> **Requirement**: Retype all of the entries word for word.

★ ★ ★ ★ ★

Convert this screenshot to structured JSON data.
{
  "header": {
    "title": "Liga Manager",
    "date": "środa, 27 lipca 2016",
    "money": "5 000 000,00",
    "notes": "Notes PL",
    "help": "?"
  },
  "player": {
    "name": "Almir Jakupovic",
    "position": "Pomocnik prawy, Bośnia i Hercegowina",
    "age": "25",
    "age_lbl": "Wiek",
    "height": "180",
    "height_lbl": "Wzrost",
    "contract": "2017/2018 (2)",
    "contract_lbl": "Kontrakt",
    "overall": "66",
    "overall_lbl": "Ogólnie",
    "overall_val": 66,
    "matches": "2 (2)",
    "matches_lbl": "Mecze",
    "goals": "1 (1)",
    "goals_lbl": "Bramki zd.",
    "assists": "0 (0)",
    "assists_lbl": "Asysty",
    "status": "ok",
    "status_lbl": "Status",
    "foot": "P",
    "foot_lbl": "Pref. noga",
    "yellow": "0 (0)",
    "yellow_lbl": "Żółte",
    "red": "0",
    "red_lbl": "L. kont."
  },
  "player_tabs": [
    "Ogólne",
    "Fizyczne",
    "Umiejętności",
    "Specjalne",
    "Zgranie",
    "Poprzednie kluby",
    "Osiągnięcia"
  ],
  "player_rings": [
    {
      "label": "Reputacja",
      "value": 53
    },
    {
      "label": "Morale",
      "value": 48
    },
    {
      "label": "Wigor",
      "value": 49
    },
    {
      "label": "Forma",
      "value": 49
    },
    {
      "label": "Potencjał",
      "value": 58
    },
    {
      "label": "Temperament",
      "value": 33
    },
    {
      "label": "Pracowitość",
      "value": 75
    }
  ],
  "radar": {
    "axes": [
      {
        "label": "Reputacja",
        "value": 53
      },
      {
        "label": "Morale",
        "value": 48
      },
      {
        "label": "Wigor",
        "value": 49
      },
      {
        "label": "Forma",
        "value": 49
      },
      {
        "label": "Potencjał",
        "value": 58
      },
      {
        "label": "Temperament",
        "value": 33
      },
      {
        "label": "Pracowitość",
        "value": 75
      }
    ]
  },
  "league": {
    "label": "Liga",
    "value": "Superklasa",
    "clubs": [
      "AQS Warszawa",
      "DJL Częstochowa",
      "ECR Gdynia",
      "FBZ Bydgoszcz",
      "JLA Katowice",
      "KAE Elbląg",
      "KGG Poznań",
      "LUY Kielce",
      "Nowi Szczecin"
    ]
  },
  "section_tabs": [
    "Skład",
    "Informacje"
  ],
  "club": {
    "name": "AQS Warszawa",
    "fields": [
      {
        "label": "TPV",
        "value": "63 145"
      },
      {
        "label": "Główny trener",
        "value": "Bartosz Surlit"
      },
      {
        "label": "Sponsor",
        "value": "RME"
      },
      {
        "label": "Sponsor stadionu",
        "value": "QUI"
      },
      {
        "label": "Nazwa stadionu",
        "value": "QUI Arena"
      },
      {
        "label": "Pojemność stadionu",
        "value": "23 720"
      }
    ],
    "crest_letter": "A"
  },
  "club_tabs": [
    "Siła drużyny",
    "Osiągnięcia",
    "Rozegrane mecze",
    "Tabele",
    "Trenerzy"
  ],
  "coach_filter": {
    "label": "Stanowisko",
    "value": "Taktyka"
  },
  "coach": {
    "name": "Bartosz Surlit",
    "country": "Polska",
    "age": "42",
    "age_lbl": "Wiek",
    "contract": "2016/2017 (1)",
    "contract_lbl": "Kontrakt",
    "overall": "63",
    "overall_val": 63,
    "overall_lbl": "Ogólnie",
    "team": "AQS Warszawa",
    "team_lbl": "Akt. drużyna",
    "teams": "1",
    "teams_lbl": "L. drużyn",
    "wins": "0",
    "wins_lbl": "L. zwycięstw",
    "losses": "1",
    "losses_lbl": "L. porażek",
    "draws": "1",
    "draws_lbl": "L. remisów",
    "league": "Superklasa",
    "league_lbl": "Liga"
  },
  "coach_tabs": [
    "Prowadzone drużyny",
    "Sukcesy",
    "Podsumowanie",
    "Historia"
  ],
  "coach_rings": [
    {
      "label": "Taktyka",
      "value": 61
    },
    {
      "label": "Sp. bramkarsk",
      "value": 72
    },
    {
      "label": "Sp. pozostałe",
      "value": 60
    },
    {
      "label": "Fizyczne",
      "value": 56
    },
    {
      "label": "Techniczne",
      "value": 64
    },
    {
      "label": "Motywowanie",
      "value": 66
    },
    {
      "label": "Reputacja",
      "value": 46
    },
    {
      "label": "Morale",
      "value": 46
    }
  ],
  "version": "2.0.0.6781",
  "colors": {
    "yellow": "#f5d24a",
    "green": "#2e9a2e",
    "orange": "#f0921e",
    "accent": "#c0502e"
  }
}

★ ★ ★ ★ ★

> **Written solution**:
Convert this screenshot to structured JSON data.
{
  "header": {
    "title": "Liga Manager",
    "date": "środa, 27 lipca 2016",
    "money": "5 000 000,00",
    "notes": "Notes PL",
    "help": "?"
  },
  "player": {
    "name": "Almir Jakupovic",
    "position": "Pomocnik prawy, Bośnia i Hercegowina",
    "age": "25",
    "age_lbl": "Wiek",
    "height": "180",
    "height_lbl": "Wzrost",
    "contract": "2017/2018 (2)",
    "contract_lbl": "Kontrakt",
    "overall": "66",
    "overall_lbl": "Ogólnie",
    "overall_val": 66,
    "matches": "2 (2)",
    "matches_lbl": "Mecze",
    "goals": "1 (1)",
    "goals_lbl": "Bramki zd.",
    "assists": "0 (0)",
    "assists_lbl": "Asysty",
    "status": "ok",
    "status_lbl": "Status",
    "foot": "P",
    "foot_lbl": "Pref. noga",
    "yellow": "0 (0)",
    "yellow_lbl": "Żółte",
    "red": "0",
    "red_lbl": "L. kont."
  },
  "player_tabs": [
    "Ogólne",
    "Fizyczne",
    "Umiejętności",
    "Specjalne",
    "Zgranie",
    "Poprzednie kluby",
    "Osiągnięcia"
  ],
  "player_rings": [
    {
      "label": "Reputacja",
      "value": 53
    },
    {
      "label": "Morale",
      "value": 48
    },
    {
      "label": "Wigor",
      "value": 49
    },
    {
      "label": "Forma",
      "value": 49
    },
    {
      "label": "Potencjał",
      "value": 58
    },
    {
      "label": "Temperament",
      "value": 33
    },
    {
      "label": "Pracowitość",
      "value": 75
    }
  ],
  "radar": {
    "axes": [
      {
        "label": "Reputacja",
        "value": 53
      },
      {
        "label": "Morale",
        "value": 48
      },
      {
        "label": "Wigor",
        "value": 49
      },
      {
        "label": "Forma",
        "value": 49
      },
      {
        "label": "Potencjał",
        "value": 58
      },
      {
        "label": "Temperament",
        "value": 33
      },
      {
        "label": "Pracowitość",
        "value": 75
      }
    ]
  },
  "league": {
    "label": "Liga",
    "value": "Superklasa",
    "clubs": [
      "AQS Warszawa",
      "DJL Częstochowa",
      "ECR Gdynia",
      "FBZ Bydgoszcz",
      "JLA Katowice",
      "KAE Elbląg",
      "KGG Poznań",
      "LUY Kielce",
      "Nowi Szczecin"
    ]
  },
  "section_tabs": [
    "Skład",
    "Informacje"
  ],
  "club": {
    "name": "AQS Warszawa",
    "fields": [
      {
        "label": "TPV",
        "value": "63 145"
      },
      {
        "label": "Główny trener",
        "value": "Bartosz Surlit"
      },
      {
        "label": "Sponsor",
        "value": "RME"
      },
      {
        "label": "Sponsor stadionu",
        "value": "QUI"
      },
      {
        "label": "Nazwa stadionu",
        "value": "QUI Arena"
      },
      {
        "label": "Pojemność stadionu",
        "value": "23 720"
      }
    ],
    "crest_letter": "A"
  },
  "club_tabs": [
    "Siła drużyny",
    "Osiągnięcia",
    "Rozegrane mecze",
    "Tabele",
    "Trenerzy"
  ],
  "coach_filter": {
    "label": "Stanowisko",
    "value": "Taktyka"
  },
  "coach": {
    "name": "Bartosz Surlit",
    "country": "Polska",
    "age": "42",
    "age_lbl": "Wiek",
    "contract": "2016/2017 (1)",
    "contract_lbl": "Kontrakt",
    "overall": "63",
    "overall_val": 63,
    "overall_lbl": "Ogólnie",
    "team": "AQS Warszawa",
    "team_lbl": "Akt. drużyna",
    "teams": "1",
    "teams_lbl": "L. drużyn",
    "wins": "0",
    "wins_lbl": "L. zwycięstw",
    "losses": "1",
    "losses_lbl": "L. porażek",
    "draws": "1",
    "draws_lbl": "L. remisów",
    "league": "Superklasa",
    "league_lbl": "Liga"
  },
  "coach_tabs": [
    "Prowadzone drużyny",
    "Sukcesy",
    "Podsumowanie",
    "Historia"
  ],
  "coach_rings": [
    {
      "label": "Taktyka",
      "value": 61
    },
    {
      "label": "Sp. bramkarsk",
      "value": 72
    },
    {
      "label": "Sp. pozostałe",
      "value": 60
    },
    {
      "label": "Fizyczne",
      "value": 56
    },
    {
      "label": "Techniczne",
      "value": 64
    },
    {
      "label": "Motywowanie",
      "value": 66
    },
    {
      "label": "Reputacja",
      "value": 46
    },
    {
      "label": "Morale",
      "value": 46
    }
  ],
  "version": "2.0.0.6781",
  "colors": {
    "yellow": "#f5d24a",
    "green": "#2e9a2e",
    "orange": "#f0921e",
    "accent": "#c0502e"
  }
}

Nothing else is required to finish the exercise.